▶ SHORT PROBLEM: Your task is to copy the material exactly.

Dataset entries on figures
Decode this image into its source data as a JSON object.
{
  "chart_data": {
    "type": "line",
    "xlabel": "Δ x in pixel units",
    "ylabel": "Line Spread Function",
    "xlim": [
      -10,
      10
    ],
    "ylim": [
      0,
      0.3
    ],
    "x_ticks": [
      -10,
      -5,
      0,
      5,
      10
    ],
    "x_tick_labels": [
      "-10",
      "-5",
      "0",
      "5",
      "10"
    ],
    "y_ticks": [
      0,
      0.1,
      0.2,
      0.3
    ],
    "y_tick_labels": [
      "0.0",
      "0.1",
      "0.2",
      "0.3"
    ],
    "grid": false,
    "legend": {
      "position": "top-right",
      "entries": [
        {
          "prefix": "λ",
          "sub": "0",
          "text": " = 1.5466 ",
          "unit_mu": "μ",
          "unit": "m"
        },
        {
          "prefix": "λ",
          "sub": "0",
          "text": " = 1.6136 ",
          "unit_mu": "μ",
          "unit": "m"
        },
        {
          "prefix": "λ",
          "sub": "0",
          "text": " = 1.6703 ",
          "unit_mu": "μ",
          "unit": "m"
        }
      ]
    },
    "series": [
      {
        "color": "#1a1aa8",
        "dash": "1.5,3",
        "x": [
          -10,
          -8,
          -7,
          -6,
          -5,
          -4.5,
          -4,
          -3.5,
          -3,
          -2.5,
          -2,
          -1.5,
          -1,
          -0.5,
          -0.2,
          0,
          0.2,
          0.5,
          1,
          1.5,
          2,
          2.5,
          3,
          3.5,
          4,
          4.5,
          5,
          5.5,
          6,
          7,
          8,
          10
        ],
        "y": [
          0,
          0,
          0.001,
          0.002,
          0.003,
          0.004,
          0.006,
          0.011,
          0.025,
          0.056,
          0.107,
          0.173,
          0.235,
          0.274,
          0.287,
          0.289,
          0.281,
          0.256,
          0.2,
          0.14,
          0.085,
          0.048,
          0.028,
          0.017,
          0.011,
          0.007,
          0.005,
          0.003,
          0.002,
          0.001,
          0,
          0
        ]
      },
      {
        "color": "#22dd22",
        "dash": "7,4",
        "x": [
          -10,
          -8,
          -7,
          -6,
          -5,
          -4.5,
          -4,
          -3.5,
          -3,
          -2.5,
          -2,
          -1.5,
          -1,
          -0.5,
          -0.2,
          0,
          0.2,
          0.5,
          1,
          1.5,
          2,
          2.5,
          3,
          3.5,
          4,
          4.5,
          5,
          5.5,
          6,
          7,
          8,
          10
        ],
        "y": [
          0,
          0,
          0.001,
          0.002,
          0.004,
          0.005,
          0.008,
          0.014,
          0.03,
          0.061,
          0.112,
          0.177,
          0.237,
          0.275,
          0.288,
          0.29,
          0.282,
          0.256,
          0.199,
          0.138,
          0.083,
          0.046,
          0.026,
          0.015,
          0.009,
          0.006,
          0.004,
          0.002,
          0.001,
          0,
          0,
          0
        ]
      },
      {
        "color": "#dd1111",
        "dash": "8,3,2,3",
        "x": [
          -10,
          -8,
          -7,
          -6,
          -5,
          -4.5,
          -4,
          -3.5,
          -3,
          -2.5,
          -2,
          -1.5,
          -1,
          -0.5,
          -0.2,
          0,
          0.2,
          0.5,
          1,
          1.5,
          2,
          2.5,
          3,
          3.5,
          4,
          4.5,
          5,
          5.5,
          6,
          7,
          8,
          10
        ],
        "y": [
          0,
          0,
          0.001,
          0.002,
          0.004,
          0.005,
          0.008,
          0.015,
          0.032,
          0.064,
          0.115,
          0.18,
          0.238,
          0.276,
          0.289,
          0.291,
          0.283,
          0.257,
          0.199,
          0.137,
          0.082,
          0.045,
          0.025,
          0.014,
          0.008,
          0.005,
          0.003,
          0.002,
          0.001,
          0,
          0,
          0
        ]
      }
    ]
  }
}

▶ WRITTEN REPLY:
Decode this image into its source data as a JSON object.
{
  "chart_data": {
    "type": "line",
    "xlabel": "Δ x in pixel units",
    "ylabel": "Line Spread Function",
    "xlim": [
      -10,
      10
    ],
    "ylim": [
      0,
      0.3
    ],
    "x_ticks": [
      -10,
      -5,
      0,
      5,
      10
    ],
    "x_tick_labels": [
      "-10",
      "-5",
      "0",
      "5",
      "10"
    ],
    "y_ticks": [
      0,
      0.1,
      0.2,
      0.3
    ],
    "y_tick_labels": [
      "0.0",
      "0.1",
      "0.2",
      "0.3"
    ],
    "grid": false,
    "legend": {
      "position": "top-right",
      "entries": [
        {
          "prefix": "λ",
          "sub": "0",
          "text": " = 1.5466 ",
          "unit_mu": "μ",
          "unit": "m"
        },
        {
          "prefix": "λ",
          "sub": "0",
          "text": " = 1.6136 ",
          "unit_mu": "μ",
          "unit": "m"
        },
        {
          "prefix": "λ",
          "sub": "0",
          "text": " = 1.6703 ",
          "unit_mu": "μ",
          "unit": "m"
        }
      ]
    },
    "series": [
      {
        "color": "#1a1aa8",
        "dash": "1.5,3",
        "x": [
          -10,
          -8,
          -7,
          -6,
          -5,
          -4.5,
          -4,
          -3.5,
          -3,
          -2.5,
          -2,
          -1.5,
          -1,
          -0.5,
          -0.2,
          0,
          0.2,
          0.5,
          1,
          1.5,
          2,
          2.5,
          3,
          3.5,
          4,
          4.5,
          5,
          5.5,
          6,
          7,
          8,
          10
        ],
        "y": [
          0,
          0,
          0.001,
          0.002,
          0.003,
          0.004,
          0.006,
          0.011,
          0.025,
          0.056,
          0.107,
          0.173,
          0.235,
          0.274,
          0.287,
          0.289,
          0.281,
          0.256,
          0.2,
          0.14,
          0.085,
          0.048,
          0.028,
          0.017,
          0.011,
          0.007,
          0.005,
          0.003,
          0.002,
          0.001,
          0,
          0
        ]
      },
      {
        "color": "#22dd22",
        "dash": "7,4",
        "x": [
          -10,
          -8,
          -7,
          -6,
          -5,
          -4.5,
          -4,
          -3.5,
          -3,
          -2.5,
          -2,
          -1.5,
          -1,
          -0.5,
          -0.2,
          0,
          0.2,
          0.5,
          1,
          1.5,
          2,
          2.5,
          3,
          3.5,
          4,
          4.5,
          5,
          5.5,
          6,
          7,
          8,
          10
        ],
        "y": [
          0,
          0,
          0.001,
          0.002,
          0.004,
          0.005,
          0.008,
          0.014,
          0.03,
          0.061,
          0.112,
          0.177,
          0.237,
          0.275,
          0.288,
          0.29,
          0.282,
          0.256,
          0.199,
          0.138,
          0.083,
          0.046,
          0.026,
          0.015,
          0.009,
          0.006,
          0.004,
          0.002,
          0.001,
          0,
          0,
          0
        ]
      },
      {
        "color": "#dd1111",
        "dash": "8,3,2,3",
        "x": [
          -10,
          -8,
          -7,
          -6,
          -5,
          -4.5,
          -4,
          -3.5,
          -3,
          -2.5,
          -2,
          -1.5,
          -1,
          -0.5,
          -0.2,
          0,
          0.2,
          0.5,
          1,
          1.5,
          2,
          2.5,
          3,
          3.5,
          4,
          4.5,
          5,
          5.5,
          6,
          7,
          8,
          10
        ],
        "y": [
          0,
          0,
          0.001,
          0.002,
          0.004,
          0.005,
          0.008,
          0.015,
          0.032,
          0.064,
          0.115,
          0.18,
          0.238,
          0.276,
          0.289,
          0.291,
          0.283,
          0.257,
          0.199,
          0.137,
          0.082,
          0.045,
          0.025,
          0.014,
          0.008,
          0.005,
          0.003,
          0.002,
          0.001,
          0,
          0,
          0
        ]
      }
    ]
  }
}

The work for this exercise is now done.